Stated goal A: Could you retype the records from their first line through the line containing "smile-emoji-icon [437, 163, 458, 183]", keeping both ends and copying every line exactly?

Excerpted text:
►
It has actually been growing in a simpler way than exponentially—in a straight line.

### What exponential growth is

Exponential growth (sometimes also called geometric or compound-interest growth) can be described by an equation in which time is raised to a power, i.e. has an exponent—hence the name. But it also can be described in simpler terms: the growth rate of the population, as a fraction of the population’s size, is a constant. Thus, if a population has a growth rate of 2%, and it remains 2% as the population gets bigger, it’s growing exponentially. And there’s nothing magic about the 2; it’s growing exponentially whether that growth rate is 2% or 10% or 0.5% or 0.01%.

Another way to put it is that the doubling time of the population—the number of years it takes to grow to twice its initial size—is also a constant. So, if the population will double in the next 36 years, and double again in the following 36 years, and so on, then it’s growing exponentially. There’s even a simple rule-of-thumb relationship between doubling time and the percentage growth rate: Doubling Time = 72/(Percentage Growth Rate). So that population with a 36 year doubling time, is growing at a rate of 2% per year.
◄
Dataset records
►
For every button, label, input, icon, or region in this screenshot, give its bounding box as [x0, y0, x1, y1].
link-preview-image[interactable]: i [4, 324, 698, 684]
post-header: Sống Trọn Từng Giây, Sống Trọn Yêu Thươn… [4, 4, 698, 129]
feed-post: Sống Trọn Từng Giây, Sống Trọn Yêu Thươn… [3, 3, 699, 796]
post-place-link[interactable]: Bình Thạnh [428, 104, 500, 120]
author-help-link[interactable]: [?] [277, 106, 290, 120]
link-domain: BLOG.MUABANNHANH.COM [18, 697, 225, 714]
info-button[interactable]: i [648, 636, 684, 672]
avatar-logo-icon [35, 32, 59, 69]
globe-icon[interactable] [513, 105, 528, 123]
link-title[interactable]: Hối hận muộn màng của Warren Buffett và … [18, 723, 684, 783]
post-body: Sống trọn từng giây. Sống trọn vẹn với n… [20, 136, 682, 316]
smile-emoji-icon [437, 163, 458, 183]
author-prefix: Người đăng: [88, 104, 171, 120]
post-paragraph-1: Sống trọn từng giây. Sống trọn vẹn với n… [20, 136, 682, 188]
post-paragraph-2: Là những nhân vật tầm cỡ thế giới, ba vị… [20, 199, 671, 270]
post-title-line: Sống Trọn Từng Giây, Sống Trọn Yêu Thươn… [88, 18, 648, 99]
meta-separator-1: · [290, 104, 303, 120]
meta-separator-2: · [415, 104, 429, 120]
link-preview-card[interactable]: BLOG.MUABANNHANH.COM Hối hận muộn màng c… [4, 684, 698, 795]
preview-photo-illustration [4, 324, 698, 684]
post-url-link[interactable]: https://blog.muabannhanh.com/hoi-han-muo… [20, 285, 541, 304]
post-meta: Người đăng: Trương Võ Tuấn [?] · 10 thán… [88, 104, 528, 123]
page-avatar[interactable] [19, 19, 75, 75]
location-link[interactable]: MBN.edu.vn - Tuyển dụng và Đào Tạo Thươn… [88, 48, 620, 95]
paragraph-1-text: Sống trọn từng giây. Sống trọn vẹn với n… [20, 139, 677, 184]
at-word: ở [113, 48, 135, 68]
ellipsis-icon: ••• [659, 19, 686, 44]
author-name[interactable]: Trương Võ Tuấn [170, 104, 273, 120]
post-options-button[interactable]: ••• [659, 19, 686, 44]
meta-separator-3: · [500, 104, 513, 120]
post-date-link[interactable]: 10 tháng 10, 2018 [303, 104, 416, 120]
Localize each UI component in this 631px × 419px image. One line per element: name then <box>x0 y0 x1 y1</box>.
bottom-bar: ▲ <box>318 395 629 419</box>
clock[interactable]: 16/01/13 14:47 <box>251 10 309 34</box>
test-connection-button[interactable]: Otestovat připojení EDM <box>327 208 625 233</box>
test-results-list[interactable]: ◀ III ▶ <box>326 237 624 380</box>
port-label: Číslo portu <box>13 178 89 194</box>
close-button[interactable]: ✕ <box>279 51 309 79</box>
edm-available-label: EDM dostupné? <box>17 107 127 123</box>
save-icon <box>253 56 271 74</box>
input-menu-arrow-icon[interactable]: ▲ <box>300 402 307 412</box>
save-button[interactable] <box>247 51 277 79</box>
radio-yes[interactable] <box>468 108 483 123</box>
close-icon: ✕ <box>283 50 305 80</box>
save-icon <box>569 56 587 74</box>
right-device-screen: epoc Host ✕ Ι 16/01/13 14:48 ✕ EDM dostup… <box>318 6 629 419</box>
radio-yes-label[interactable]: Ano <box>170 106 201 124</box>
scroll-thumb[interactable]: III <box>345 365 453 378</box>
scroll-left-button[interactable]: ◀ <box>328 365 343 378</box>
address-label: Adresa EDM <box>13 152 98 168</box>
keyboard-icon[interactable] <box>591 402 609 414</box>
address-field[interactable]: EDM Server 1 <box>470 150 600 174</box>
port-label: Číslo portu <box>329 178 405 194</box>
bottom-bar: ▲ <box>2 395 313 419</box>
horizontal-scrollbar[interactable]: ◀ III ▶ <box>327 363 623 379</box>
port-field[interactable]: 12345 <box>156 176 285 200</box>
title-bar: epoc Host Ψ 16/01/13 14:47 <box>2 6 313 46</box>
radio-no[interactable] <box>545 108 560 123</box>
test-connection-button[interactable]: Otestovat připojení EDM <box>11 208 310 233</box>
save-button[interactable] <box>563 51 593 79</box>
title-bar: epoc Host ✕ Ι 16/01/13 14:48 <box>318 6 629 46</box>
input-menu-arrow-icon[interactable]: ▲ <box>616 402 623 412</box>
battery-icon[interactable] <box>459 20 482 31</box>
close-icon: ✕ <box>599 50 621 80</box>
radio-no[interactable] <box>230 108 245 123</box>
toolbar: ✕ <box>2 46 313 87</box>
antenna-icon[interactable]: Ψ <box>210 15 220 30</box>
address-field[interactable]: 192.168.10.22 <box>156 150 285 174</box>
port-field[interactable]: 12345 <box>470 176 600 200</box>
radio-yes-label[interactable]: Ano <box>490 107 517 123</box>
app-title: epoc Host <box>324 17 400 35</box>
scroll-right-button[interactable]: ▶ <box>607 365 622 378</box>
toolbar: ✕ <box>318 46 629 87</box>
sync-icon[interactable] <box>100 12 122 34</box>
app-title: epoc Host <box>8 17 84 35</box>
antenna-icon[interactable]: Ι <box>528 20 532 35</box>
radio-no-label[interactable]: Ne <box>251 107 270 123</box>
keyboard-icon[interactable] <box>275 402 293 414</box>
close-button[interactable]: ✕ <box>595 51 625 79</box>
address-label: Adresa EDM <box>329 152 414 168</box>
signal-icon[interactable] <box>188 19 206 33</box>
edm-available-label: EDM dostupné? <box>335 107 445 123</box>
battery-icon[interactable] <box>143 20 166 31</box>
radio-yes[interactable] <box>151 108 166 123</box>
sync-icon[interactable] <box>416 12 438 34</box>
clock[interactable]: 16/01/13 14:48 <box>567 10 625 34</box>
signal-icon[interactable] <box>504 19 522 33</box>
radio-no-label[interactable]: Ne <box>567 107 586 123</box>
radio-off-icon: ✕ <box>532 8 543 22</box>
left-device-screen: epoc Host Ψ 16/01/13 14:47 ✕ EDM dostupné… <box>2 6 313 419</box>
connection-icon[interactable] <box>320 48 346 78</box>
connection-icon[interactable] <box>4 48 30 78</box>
◄
Stated goal B: What comes next in the passage on exponential population growth? Continue it from the point where it stops.

Exercise answer A:
For every button, label, input, icon, or region in this screenshot, give its bounding box as [x0, y0, x1, y1].
link-preview-image[interactable]: i [4, 324, 698, 684]
post-header: Sống Trọn Từng Giây, Sống Trọn Yêu Thươn… [4, 4, 698, 129]
feed-post: Sống Trọn Từng Giây, Sống Trọn Yêu Thươn… [3, 3, 699, 796]
post-place-link[interactable]: Bình Thạnh [428, 104, 500, 120]
author-help-link[interactable]: [?] [277, 106, 290, 120]
link-domain: BLOG.MUABANNHANH.COM [18, 697, 225, 714]
info-button[interactable]: i [648, 636, 684, 672]
avatar-logo-icon [35, 32, 59, 69]
globe-icon[interactable] [513, 105, 528, 123]
link-title[interactable]: Hối hận muộn màng của Warren Buffett và … [18, 723, 684, 783]
post-body: Sống trọn từng giây. Sống trọn vẹn với n… [20, 136, 682, 316]
smile-emoji-icon [437, 163, 458, 183]

Exercise answer B:
But probably the simplest way to describe exponential growth is with a graph, so here’s how it looks:

This graphic not only shows the classic upward-curving shape of the exponential growth curve, but also how it contrasts with growth that is linear, i.e. in a straight line. Additionally, it demonstrates a simple mathematical result: if one quantity is growing exponentially and a second quantity is growing linearly, the first quantity will eventually become larger than the second, no matter what their specific starting points or rates of growth.

This isn’t just abstract math; it also illustrates the most famous use of exponential growth in political debate. It was put forward by the English parson Robert Malthus over two centuries ago. He argued that the human population grows exponentially while food production can only grow linearly. Thus, it follows inevitably that the population will eventually outgrow the food supply, resulting in mass starvation. This is the case even if the food supply is initially abundant and growing rapidly (but linearly). The upward-bending-curve of an exponentially-growing population will always overtake it sooner or later, resulting in catastrophe.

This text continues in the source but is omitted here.